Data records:
********
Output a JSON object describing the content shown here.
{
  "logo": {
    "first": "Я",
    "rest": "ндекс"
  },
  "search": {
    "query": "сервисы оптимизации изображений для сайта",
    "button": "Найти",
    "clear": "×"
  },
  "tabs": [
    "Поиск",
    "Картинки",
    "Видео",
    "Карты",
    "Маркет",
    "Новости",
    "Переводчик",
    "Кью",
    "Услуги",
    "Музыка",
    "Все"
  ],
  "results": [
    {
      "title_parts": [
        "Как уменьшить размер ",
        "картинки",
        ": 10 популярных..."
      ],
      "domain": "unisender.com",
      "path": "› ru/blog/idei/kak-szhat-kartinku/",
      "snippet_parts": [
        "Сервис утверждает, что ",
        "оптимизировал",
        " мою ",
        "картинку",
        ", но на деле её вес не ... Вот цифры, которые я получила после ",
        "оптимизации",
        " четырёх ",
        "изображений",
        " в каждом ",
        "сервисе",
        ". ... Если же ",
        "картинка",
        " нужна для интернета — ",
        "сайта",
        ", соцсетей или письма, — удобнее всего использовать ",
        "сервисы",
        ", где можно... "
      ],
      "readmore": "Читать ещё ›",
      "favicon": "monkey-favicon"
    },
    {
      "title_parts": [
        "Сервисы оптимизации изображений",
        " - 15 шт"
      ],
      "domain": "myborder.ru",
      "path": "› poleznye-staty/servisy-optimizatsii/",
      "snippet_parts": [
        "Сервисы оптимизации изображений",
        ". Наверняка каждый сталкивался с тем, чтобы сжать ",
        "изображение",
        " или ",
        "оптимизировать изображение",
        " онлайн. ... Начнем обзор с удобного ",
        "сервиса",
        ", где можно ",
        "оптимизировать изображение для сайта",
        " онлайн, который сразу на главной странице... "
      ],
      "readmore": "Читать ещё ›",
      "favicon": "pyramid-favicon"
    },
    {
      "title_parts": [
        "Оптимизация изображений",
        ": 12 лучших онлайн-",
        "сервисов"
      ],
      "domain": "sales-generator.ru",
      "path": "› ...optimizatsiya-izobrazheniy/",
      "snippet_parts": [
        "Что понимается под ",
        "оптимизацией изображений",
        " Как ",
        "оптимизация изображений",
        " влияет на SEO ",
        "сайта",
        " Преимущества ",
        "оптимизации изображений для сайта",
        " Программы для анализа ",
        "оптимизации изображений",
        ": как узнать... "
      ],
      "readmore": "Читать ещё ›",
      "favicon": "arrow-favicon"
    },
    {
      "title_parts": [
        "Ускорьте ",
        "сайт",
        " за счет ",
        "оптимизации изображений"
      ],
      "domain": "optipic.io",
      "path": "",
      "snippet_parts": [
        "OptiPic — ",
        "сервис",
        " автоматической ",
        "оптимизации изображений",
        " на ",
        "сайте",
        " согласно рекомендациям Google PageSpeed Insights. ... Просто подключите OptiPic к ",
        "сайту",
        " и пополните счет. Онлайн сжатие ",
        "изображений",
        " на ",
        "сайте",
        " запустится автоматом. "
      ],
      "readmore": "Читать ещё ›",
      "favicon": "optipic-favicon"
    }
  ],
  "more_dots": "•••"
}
********
From the records, copy every line that has the string "favicon" in it.

◆ **Output of the task**
      "favicon": "monkey-favicon"
      "favicon": "pyramid-favicon"
      "favicon": "arrow-favicon"
      "favicon": "optipic-favicon"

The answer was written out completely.